= REQUIREMENTS =
Pull out every line of the listing below where "thoại" appears.

::::::::

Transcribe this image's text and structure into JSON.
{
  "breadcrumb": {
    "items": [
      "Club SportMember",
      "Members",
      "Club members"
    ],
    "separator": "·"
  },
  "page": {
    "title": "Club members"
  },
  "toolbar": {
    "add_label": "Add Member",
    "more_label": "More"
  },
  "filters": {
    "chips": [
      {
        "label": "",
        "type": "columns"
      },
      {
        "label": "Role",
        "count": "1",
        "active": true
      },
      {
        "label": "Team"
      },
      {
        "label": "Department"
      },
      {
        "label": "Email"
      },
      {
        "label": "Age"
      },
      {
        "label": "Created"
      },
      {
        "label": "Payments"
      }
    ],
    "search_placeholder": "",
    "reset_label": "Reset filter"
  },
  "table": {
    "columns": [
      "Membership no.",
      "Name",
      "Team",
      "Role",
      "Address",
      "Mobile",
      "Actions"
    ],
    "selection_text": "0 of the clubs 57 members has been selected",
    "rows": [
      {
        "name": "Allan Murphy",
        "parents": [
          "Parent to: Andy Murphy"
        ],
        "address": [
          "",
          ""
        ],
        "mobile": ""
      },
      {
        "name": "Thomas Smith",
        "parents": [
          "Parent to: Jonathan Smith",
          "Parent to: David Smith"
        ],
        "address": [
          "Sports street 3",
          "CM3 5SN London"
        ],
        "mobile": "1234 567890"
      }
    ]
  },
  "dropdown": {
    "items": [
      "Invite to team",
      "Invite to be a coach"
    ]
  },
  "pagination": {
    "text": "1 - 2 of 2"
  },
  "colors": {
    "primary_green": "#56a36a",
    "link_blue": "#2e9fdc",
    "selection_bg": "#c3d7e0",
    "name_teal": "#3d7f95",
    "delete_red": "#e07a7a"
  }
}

::::::::

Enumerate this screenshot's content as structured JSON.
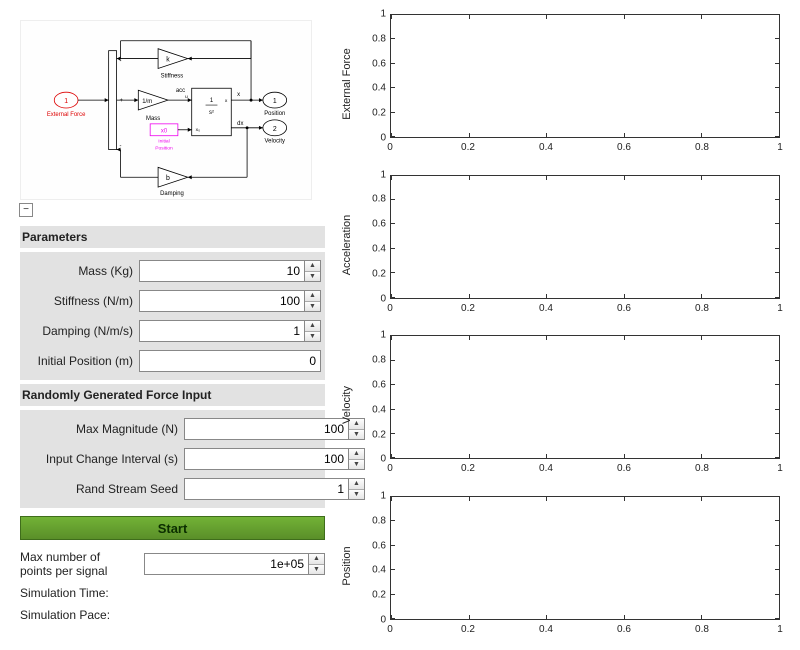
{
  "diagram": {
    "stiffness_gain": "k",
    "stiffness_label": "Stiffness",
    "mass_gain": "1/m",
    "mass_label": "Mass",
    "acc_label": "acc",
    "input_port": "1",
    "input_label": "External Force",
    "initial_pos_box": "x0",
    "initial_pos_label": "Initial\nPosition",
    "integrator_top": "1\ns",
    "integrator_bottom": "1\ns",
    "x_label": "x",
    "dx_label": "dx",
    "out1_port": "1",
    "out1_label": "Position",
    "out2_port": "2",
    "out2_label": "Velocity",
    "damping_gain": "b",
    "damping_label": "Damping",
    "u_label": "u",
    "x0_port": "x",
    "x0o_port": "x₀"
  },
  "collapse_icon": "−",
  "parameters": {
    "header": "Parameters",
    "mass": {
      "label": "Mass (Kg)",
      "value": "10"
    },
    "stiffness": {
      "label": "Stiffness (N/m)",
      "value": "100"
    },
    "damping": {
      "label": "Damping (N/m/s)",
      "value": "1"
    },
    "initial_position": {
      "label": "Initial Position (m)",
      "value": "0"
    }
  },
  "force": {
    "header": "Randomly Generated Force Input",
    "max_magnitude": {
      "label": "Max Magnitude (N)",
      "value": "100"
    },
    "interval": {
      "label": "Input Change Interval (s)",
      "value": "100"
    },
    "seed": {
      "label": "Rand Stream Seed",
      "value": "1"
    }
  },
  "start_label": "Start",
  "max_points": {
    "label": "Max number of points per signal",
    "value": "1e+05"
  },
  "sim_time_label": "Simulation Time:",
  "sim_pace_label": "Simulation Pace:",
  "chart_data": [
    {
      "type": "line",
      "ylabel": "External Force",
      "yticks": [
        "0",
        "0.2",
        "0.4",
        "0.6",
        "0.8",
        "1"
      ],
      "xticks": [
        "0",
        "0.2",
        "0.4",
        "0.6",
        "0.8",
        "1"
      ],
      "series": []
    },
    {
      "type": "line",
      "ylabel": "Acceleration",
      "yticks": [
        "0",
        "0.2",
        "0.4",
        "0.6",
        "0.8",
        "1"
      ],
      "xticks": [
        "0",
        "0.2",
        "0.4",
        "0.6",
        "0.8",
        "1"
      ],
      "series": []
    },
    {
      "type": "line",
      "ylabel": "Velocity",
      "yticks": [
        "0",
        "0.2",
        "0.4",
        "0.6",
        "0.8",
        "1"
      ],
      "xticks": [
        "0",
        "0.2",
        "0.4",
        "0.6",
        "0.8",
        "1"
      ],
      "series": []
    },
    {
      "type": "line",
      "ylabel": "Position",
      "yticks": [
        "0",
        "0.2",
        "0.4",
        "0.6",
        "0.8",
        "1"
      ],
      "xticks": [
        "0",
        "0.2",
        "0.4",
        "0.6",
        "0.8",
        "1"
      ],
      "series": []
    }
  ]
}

::::::::

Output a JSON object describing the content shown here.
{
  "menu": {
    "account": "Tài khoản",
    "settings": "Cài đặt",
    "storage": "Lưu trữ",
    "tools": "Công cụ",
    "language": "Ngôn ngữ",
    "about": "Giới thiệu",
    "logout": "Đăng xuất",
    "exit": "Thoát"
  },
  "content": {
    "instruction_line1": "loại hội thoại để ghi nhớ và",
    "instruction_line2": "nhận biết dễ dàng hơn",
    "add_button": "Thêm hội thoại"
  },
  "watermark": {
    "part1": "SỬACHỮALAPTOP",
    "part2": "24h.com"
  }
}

::::::::

= REPLY =
    "instruction_line1": "loại hội thoại để ghi nhớ và",
    "add_button": "Thêm hội thoại"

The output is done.